### Exercise passage
= = = = = = =

A Legendary Military Secret

Sighthead of a Norden bombsight (in the canvas bag) being taken to a Beechcraft AT-11 Kansan at an Army Air Field in Texas in 1942. The lower portion of the Norden bombsight, called the “stabilizer,” was permanently installed in the nose of the aircraft. In this photo the stabilizer has a canvas cover. The guards are carrying Thompson submachine guns.

Bombardier Training

The bombsight was a complex assemblage of more than 2,000 cams, gears, mirrors, lenses, and other components. The bombardiers were required to learn a precise, extensive tuning sequence to operate it. Training in the air was expensive so the bombardiers were trained on an A-6 bombing trainer, which duplicated the conditions of being in an aircraft.

The bombsight computed rate, speeds, times, wind, and distances and converted it into the release time. The pilot and the bombardier worked together to get all of the conditions correct. When the pilot leveled the airplane, the bombardier would level and stabilize the gyroscope – the level bubble needed to be dead center. By the time the bomb reached its target, the airplane was ahead of the target. After the bombs were released the pilot resumed command. When in the hands of a skilled bombardier, the bombsight was the best the military had for the technology of the time.

The sight was considered so important that it is said to have been armed with explosives so that it could be destroyed immediately, to prevent it from falling into enemy hands.

THE OATH OF SILENCE

“Mindful of the secret trust about to be placed in me by my Commander in Chief, the President of The United States, by whose direction I have been chosen for bombardier training, and mindful of the fact that I am to become guardian of one of my country’s most priceless military assets, the American bombsight, I do here, in the presence of Almighty God, swear by the Bombardier’s Code of Honor to keep inviolate the secrecy of any and all confidential information revealed to me, and further to uphold the honor and integrity of the Army Air Forces, if need be, with my life itself.”

Pickle Barrel Club
 
In 1940, Barth, Norden’s business partner and marketer, to reinforce the bombsight’s reputation for accuracy, claimed the bombsight could hit its target into a pickle barrel from 20,000 feet. The company began using the “pickle barrel” accuracy imagery. After the bombsight became known publicly in 1942, the Norden Company rented Madison Square Garden for a company gathering and employee appreciation. Between the presentations of the Ringling Bros. and Barnum & Bailey Circus, there was a demonstration that dropped a wooden “bomb” into a pickle barrel, at which point a pickle popped out.
 
Theodore H. Barth listens to famed clown Emmett Kelly explain his own plan for a bombsight. Surrounded by military personnel, Mr. Barth (right, foreground) was attending a celebration at which the company received its third consecutive Army and Navy “E” award given to recognize the outstanding war effort being made.
After the “Pickle Barrel” accuracy concept became synonymous with the Norden bombsight, the Navy established a yearly military accuracy competition for bombardiers. The bombardier who came the closest to the target would proudly get to sign his name in the book of the Pickle Barrel Club. It was a highly sought after honor to be a member of the Pickle Barrel Club.

Espionage

Hermann W. Lang was hired by Carl L. Norden Company in 1929 and became a trusted member of the team (living in Ridgewood Queens). Despite the security precautions, Lang’s idenity as a German spy was unknown. Lang was thought to have delivered copies of the blueprints of the Norden Bombsight rolled up in an umbrella cane to the Germans before the war began. In 1941, Lang, along with the 32 other German agents of the Duquesne Spy Ring, were arrested by the FBI and convicted. Lang was deported back to Germany in 1950 and maintained his innocence, claiming he was set up by double agent Bill Sebold.

Patriotism in the Crosshairs

In 1941, when the War Department put out a call to the American public—for donations of long, healthy hair to use the strands in the development of military instruments — Mary Babnick Brown must have known immediately this would be her way to contribute to the war effort. She responded to an ad in a Colorado and offered to cut and donate all 34 inches of her untreated hair. Mary did not know that her hair had been used for the Norden bombsight until 1987 when, at the age of 80, she received this letter from President Reagan. Most crosshairs are made of wire or simply etched into the glass.

= = = = = = =

### Records supplied
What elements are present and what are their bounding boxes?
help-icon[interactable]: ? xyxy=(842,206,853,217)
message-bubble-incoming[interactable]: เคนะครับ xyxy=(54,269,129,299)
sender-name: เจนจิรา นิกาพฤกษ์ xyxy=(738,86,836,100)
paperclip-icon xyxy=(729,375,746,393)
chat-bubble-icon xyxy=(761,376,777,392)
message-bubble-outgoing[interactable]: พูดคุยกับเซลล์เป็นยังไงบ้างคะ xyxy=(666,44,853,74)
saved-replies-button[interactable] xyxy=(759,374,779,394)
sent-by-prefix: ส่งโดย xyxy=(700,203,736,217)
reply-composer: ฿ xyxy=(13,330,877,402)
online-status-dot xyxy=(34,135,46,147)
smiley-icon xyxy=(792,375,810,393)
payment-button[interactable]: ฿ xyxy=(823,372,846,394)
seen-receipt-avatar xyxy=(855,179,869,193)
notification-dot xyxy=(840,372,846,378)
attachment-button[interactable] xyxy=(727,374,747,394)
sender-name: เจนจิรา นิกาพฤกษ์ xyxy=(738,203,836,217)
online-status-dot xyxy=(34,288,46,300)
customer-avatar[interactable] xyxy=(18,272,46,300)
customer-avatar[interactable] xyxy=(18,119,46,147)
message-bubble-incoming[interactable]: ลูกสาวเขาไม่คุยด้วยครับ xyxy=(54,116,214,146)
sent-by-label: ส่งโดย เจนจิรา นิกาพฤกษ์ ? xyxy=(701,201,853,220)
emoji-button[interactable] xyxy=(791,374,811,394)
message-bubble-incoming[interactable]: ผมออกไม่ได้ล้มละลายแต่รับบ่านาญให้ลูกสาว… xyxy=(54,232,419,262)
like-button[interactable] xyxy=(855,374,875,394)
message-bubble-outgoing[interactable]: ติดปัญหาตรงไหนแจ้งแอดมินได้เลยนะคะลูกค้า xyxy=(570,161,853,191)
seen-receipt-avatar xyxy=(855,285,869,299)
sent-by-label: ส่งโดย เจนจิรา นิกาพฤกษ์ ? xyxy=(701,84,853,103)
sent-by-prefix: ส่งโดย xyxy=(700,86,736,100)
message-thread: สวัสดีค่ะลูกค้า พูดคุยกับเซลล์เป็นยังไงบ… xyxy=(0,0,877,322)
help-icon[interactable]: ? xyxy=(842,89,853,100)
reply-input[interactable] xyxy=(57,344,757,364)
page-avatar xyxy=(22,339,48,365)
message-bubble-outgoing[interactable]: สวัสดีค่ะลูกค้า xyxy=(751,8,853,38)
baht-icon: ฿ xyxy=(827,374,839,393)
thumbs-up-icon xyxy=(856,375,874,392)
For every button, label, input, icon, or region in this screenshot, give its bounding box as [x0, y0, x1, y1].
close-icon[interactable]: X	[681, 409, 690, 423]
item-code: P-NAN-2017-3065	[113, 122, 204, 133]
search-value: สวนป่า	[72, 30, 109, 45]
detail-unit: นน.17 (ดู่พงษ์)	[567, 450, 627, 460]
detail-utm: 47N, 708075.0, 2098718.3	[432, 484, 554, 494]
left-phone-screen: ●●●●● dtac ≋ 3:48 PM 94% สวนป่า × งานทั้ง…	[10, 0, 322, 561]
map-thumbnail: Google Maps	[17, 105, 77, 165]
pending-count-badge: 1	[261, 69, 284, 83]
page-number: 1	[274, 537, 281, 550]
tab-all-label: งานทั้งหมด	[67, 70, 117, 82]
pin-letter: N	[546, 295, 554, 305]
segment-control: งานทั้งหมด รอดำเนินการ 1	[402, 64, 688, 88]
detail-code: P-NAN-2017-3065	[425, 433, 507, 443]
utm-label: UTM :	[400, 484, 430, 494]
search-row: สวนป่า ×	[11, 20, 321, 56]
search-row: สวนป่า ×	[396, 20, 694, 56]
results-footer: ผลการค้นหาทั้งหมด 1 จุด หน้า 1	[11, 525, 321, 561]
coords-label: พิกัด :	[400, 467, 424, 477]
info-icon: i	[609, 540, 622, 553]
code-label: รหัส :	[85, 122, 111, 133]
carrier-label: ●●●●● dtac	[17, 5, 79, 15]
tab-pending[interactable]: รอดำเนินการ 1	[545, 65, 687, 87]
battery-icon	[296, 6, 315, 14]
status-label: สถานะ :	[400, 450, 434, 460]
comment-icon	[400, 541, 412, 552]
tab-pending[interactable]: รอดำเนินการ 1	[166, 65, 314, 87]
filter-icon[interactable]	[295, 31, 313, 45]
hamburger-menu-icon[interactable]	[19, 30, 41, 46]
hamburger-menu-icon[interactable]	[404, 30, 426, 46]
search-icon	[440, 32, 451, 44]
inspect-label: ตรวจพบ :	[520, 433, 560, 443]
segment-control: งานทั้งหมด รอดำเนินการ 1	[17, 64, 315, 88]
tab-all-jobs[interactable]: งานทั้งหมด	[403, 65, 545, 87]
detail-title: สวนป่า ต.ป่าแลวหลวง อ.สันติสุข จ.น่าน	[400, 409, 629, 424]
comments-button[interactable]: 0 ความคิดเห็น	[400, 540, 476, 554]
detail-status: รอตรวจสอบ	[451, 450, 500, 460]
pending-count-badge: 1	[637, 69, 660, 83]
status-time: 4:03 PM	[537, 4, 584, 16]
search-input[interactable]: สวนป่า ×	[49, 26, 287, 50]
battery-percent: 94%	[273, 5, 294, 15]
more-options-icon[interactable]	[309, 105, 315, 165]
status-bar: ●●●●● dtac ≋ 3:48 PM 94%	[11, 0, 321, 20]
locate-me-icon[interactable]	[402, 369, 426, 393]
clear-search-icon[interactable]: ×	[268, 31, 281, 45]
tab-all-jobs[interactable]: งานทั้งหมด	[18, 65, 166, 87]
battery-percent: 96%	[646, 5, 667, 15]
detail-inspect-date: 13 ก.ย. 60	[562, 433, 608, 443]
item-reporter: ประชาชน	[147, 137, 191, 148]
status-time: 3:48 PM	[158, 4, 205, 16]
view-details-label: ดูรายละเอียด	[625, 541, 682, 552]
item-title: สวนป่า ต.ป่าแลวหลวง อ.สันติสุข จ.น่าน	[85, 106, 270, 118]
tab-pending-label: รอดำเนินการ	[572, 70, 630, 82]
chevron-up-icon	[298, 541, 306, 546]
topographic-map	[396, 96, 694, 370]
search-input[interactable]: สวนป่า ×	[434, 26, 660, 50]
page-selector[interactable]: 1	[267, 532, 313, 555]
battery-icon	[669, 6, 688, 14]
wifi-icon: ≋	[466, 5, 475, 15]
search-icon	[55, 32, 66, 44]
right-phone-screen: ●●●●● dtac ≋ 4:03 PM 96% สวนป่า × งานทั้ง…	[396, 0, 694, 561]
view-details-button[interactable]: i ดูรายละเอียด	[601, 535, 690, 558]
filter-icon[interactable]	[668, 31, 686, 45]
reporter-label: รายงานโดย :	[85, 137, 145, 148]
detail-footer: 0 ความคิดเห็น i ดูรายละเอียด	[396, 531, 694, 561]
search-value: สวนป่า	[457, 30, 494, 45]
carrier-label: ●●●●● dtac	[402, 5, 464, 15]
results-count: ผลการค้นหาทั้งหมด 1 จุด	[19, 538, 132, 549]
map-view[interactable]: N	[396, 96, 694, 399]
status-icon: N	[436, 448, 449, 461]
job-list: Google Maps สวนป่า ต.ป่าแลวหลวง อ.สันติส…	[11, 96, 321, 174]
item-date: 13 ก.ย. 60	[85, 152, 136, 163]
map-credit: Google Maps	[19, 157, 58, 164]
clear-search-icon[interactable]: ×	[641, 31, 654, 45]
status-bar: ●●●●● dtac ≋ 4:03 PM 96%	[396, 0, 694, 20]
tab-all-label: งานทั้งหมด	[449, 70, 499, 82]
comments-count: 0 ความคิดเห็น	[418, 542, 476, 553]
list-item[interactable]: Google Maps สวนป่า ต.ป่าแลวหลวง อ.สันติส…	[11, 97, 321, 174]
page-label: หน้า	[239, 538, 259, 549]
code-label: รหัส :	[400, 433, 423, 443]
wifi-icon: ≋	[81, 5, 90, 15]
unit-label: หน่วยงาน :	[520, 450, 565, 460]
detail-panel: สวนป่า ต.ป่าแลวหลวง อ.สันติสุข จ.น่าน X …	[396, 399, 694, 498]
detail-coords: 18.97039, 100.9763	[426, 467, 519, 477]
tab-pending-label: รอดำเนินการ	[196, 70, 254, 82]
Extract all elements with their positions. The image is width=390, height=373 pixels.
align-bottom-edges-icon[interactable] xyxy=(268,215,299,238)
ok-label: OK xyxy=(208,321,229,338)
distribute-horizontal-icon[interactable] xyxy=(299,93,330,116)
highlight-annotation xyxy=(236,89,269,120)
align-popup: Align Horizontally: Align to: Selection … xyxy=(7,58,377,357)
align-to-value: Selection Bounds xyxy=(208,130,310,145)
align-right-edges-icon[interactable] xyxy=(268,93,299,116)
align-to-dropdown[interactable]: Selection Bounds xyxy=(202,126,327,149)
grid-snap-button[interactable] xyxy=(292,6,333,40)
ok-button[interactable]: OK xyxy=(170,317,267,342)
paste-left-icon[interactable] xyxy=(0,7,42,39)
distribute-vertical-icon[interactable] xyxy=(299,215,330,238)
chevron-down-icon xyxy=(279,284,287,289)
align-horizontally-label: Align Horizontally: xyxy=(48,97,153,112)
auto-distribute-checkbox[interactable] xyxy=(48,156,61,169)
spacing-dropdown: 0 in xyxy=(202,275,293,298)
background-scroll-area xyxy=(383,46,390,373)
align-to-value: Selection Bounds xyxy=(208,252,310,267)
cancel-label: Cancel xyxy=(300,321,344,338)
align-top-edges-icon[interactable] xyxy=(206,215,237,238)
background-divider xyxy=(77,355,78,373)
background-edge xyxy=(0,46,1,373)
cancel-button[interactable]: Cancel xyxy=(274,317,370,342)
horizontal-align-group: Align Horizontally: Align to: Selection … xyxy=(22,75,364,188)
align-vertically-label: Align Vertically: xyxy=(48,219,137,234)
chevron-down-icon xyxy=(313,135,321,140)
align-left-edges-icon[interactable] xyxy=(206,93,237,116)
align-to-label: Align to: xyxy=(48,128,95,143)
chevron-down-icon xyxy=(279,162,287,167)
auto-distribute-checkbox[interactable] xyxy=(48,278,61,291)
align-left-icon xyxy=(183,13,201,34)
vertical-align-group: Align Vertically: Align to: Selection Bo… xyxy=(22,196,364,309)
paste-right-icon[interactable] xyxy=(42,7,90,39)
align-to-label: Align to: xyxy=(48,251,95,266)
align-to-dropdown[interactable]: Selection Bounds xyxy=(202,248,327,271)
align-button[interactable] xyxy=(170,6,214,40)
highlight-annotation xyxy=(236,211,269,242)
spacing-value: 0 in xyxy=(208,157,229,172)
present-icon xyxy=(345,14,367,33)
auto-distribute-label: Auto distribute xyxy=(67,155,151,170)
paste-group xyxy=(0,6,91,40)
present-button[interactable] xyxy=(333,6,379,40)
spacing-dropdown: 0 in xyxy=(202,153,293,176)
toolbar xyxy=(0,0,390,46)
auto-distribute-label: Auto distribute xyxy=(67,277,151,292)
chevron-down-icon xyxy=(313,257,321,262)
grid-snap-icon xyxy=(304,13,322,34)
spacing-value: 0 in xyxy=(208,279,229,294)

= = = = = = =

### Work request 1
List every quantity that the Norden bombsight text says the bombsight computed.
### Work request 2
According to the Norden bombsight text, in what year did the Carl L. Norden Company hire Hermann W. Lang?
### Work request 3
Reproduce the passage of the Norden bombsight text from "In 1941, when" up to and including "into the glass.".

### Answer section 1
Rate, speeds, times, wind, and distances.

### Answer section 2
1929.

### Answer section 3
In 1941, when the War Department put out a call to the American public—for donations of long, healthy hair to use the strands in the development of military instruments — Mary Babnick Brown must have known immediately this would be her way to contribute to the war effort. She responded to an ad in a Colorado and offered to cut and donate all 34 inches of her untreated hair. Mary did not know that her hair had been used for the Norden bombsight until 1987 when, at the age of 80, she received this letter from President Reagan. Most crosshairs are made of wire or simply etched into the glass.